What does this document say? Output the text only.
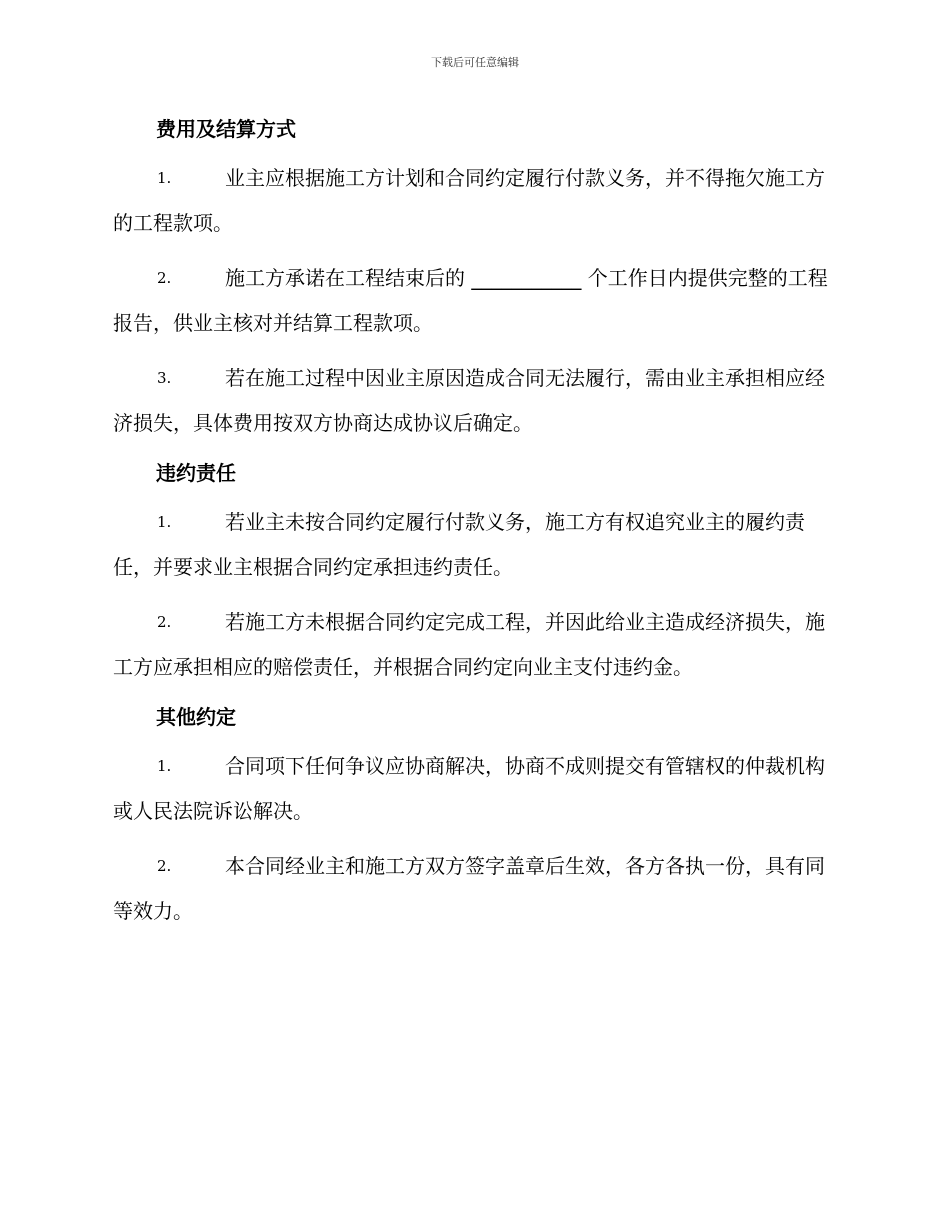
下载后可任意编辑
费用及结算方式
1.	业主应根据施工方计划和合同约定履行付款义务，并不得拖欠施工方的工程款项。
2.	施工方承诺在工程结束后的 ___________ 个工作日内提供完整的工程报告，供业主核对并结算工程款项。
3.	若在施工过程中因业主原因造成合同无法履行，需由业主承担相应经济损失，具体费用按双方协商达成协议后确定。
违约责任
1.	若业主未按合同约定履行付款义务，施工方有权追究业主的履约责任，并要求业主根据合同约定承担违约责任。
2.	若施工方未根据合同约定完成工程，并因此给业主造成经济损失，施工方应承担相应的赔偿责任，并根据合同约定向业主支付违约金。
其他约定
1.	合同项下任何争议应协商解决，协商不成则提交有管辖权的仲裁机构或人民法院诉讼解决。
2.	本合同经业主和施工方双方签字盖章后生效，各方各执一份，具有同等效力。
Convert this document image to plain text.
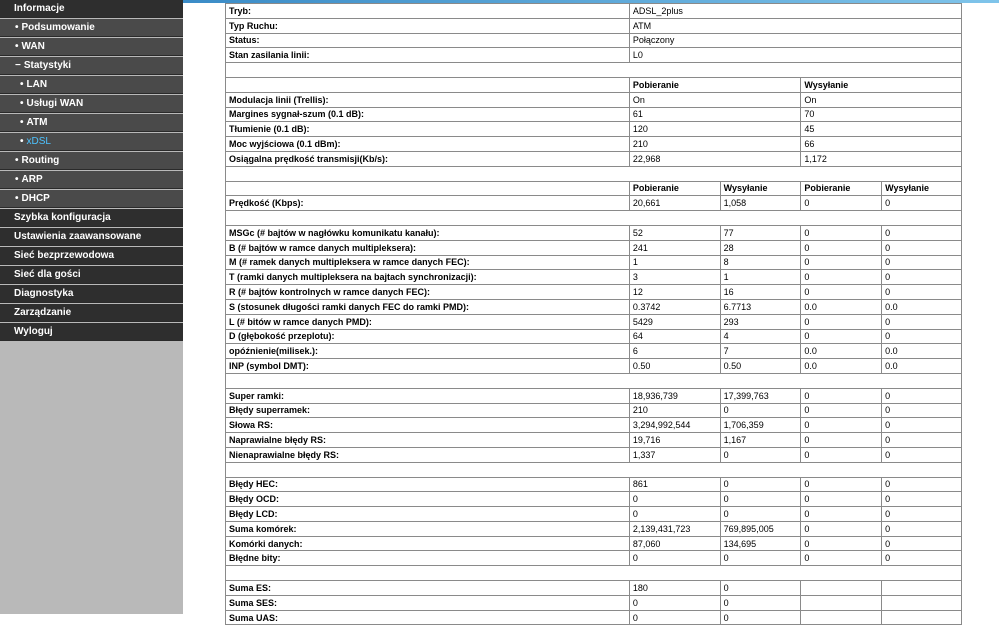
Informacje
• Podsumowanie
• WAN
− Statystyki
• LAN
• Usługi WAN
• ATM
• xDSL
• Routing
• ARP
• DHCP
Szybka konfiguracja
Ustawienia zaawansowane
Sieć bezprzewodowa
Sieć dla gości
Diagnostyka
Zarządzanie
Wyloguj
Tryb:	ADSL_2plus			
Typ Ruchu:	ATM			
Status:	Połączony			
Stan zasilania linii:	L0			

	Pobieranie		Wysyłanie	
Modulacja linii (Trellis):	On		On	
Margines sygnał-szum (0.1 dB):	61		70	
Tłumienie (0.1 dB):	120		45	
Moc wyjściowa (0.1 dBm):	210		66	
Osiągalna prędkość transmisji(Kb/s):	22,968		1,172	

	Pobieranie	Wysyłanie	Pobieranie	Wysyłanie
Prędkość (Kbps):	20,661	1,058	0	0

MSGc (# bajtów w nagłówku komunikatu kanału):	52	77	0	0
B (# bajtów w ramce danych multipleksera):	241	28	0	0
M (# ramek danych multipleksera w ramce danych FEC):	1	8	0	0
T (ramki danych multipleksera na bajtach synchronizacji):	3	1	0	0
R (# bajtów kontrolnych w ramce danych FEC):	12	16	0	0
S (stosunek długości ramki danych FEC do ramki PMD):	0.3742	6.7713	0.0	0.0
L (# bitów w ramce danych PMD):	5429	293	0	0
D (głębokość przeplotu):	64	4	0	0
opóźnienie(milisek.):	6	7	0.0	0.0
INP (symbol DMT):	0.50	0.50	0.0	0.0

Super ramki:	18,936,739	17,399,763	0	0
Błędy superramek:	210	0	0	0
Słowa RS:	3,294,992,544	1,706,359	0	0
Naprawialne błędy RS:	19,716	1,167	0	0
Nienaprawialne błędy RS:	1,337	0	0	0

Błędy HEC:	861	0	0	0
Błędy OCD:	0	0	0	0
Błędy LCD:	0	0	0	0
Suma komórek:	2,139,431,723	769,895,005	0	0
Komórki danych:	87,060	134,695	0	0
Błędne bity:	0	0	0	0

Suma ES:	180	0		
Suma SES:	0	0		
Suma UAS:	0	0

......

● **GIVEN REQUEST**: Copy every line from the entries that contains the word "ramce".

● **FINAL RESULT**:
B (# bajtów w ramce danych multipleksera):	241	28	0	0
M (# ramek danych multipleksera w ramce danych FEC):	1	8	0	0
R (# bajtów kontrolnych w ramce danych FEC):	12	16	0	0
L (# bitów w ramce danych PMD):	5429	293	0	0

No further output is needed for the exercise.